Stored data:
>> Start

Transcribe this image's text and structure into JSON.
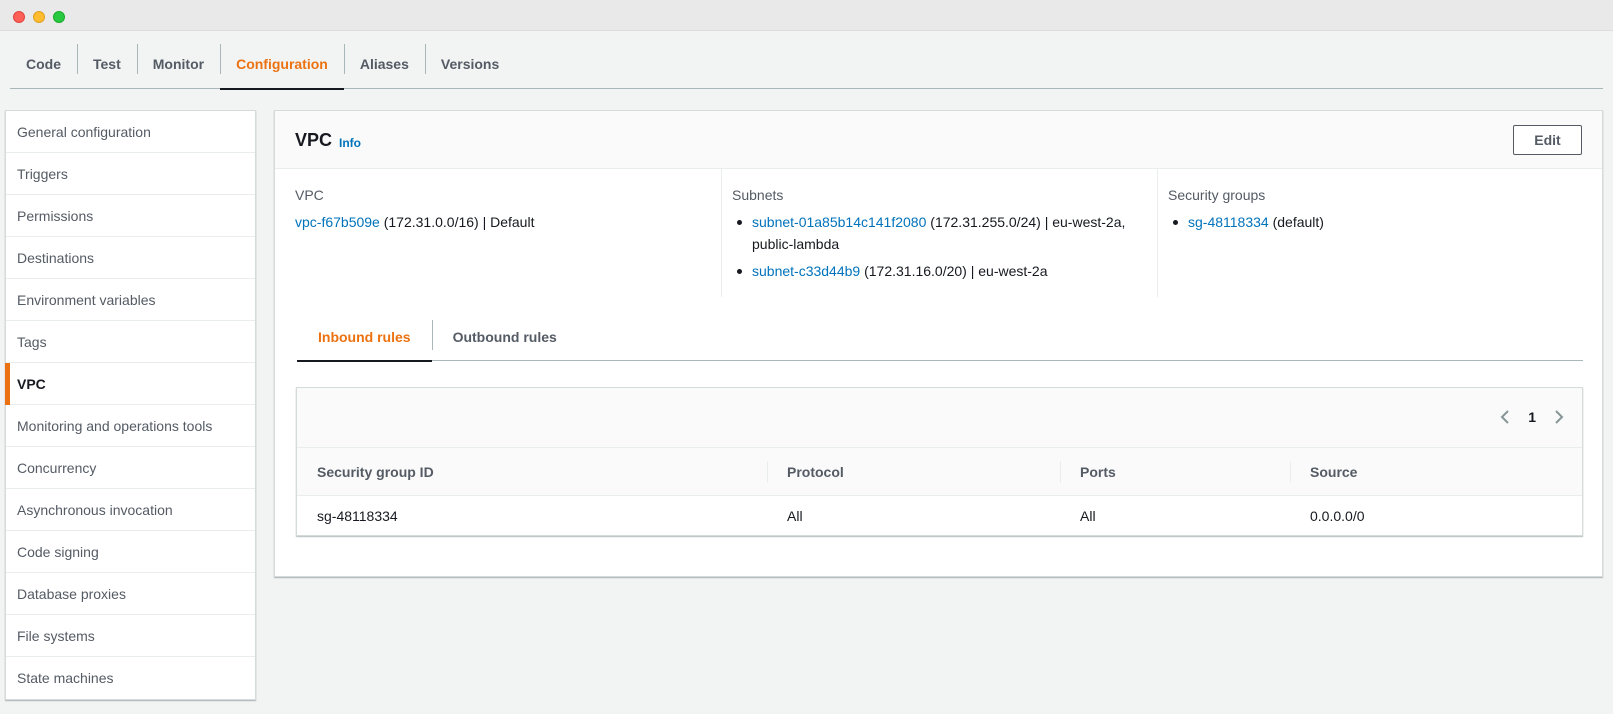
{
  "tabs": [
    {
      "label": "Code",
      "active": false
    },
    {
      "label": "Test",
      "active": false
    },
    {
      "label": "Monitor",
      "active": false
    },
    {
      "label": "Configuration",
      "active": true
    },
    {
      "label": "Aliases",
      "active": false
    },
    {
      "label": "Versions",
      "active": false
    }
  ],
  "sidebar": {
    "items": [
      {
        "label": "General configuration"
      },
      {
        "label": "Triggers"
      },
      {
        "label": "Permissions"
      },
      {
        "label": "Destinations"
      },
      {
        "label": "Environment variables"
      },
      {
        "label": "Tags"
      },
      {
        "label": "VPC",
        "active": true
      },
      {
        "label": "Monitoring and operations tools"
      },
      {
        "label": "Concurrency"
      },
      {
        "label": "Asynchronous invocation"
      },
      {
        "label": "Code signing"
      },
      {
        "label": "Database proxies"
      },
      {
        "label": "File systems"
      },
      {
        "label": "State machines"
      }
    ]
  },
  "panel": {
    "title": "VPC",
    "info_label": "Info",
    "edit_label": "Edit",
    "vpc": {
      "label": "VPC",
      "id": "vpc-f67b509e",
      "detail": " (172.31.0.0/16) | Default"
    },
    "subnets": {
      "label": "Subnets",
      "items": [
        {
          "id": "subnet-01a85b14c141f2080",
          "detail": " (172.31.255.0/24) | eu-west-2a,",
          "detail2": "public-lambda"
        },
        {
          "id": "subnet-c33d44b9",
          "detail": " (172.31.16.0/20) | eu-west-2a"
        }
      ]
    },
    "security_groups": {
      "label": "Security groups",
      "items": [
        {
          "id": "sg-48118334",
          "detail": " (default)"
        }
      ]
    },
    "rule_tabs": [
      {
        "label": "Inbound rules",
        "active": true
      },
      {
        "label": "Outbound rules",
        "active": false
      }
    ],
    "table": {
      "page": "1",
      "columns": [
        "Security group ID",
        "Protocol",
        "Ports",
        "Source"
      ],
      "rows": [
        [
          "sg-48118334",
          "All",
          "All",
          "0.0.0.0/0"
        ]
      ]
    }
  },
  "colors": {
    "accent": "#ec7211",
    "link": "#0073bb",
    "text": "#16191f",
    "muted": "#545b64"
  },
  "icons": [
    "chevron-left-icon",
    "chevron-right-icon"
  ]
}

>> End

• Aim of the exercise:
Transcribe the listing above verbatim. Omit the pictures.

• The completed task:
Transcribe this image's text and structure into JSON.
{
  "tabs": [
    {
      "label": "Code",
      "active": false
    },
    {
      "label": "Test",
      "active": false
    },
    {
      "label": "Monitor",
      "active": false
    },
    {
      "label": "Configuration",
      "active": true
    },
    {
      "label": "Aliases",
      "active": false
    },
    {
      "label": "Versions",
      "active": false
    }
  ],
  "sidebar": {
    "items": [
      {
        "label": "General configuration"
      },
      {
        "label": "Triggers"
      },
      {
        "label": "Permissions"
      },
      {
        "label": "Destinations"
      },
      {
        "label": "Environment variables"
      },
      {
        "label": "Tags"
      },
      {
        "label": "VPC",
        "active": true
      },
      {
        "label": "Monitoring and operations tools"
      },
      {
        "label": "Concurrency"
      },
      {
        "label": "Asynchronous invocation"
      },
      {
        "label": "Code signing"
      },
      {
        "label": "Database proxies"
      },
      {
        "label": "File systems"
      },
      {
        "label": "State machines"
      }
    ]
  },
  "panel": {
    "title": "VPC",
    "info_label": "Info",
    "edit_label": "Edit",
    "vpc": {
      "label": "VPC",
      "id": "vpc-f67b509e",
      "detail": " (172.31.0.0/16) | Default"
    },
    "subnets": {
      "label": "Subnets",
      "items": [
        {
          "id": "subnet-01a85b14c141f2080",
          "detail": " (172.31.255.0/24) | eu-west-2a,",
          "detail2": "public-lambda"
        },
        {
          "id": "subnet-c33d44b9",
          "detail": " (172.31.16.0/20) | eu-west-2a"
        }
      ]
    },
    "security_groups": {
      "label": "Security groups",
      "items": [
        {
          "id": "sg-48118334",
          "detail": " (default)"
        }
      ]
    },
    "rule_tabs": [
      {
        "label": "Inbound rules",
        "active": true
      },
      {
        "label": "Outbound rules",
        "active": false
      }
    ],
    "table": {
      "page": "1",
      "columns": [
        "Security group ID",
        "Protocol",
        "Ports",
        "Source"
      ],
      "rows": [
        [
          "sg-48118334",
          "All",
          "All",
          "0.0.0.0/0"
        ]
      ]
    }
  },
  "colors": {
    "accent": "#ec7211",
    "link": "#0073bb",
    "text": "#16191f",
    "muted": "#545b64"
  },
  "icons": [
    "chevron-left-icon",
    "chevron-right-icon"
  ]
}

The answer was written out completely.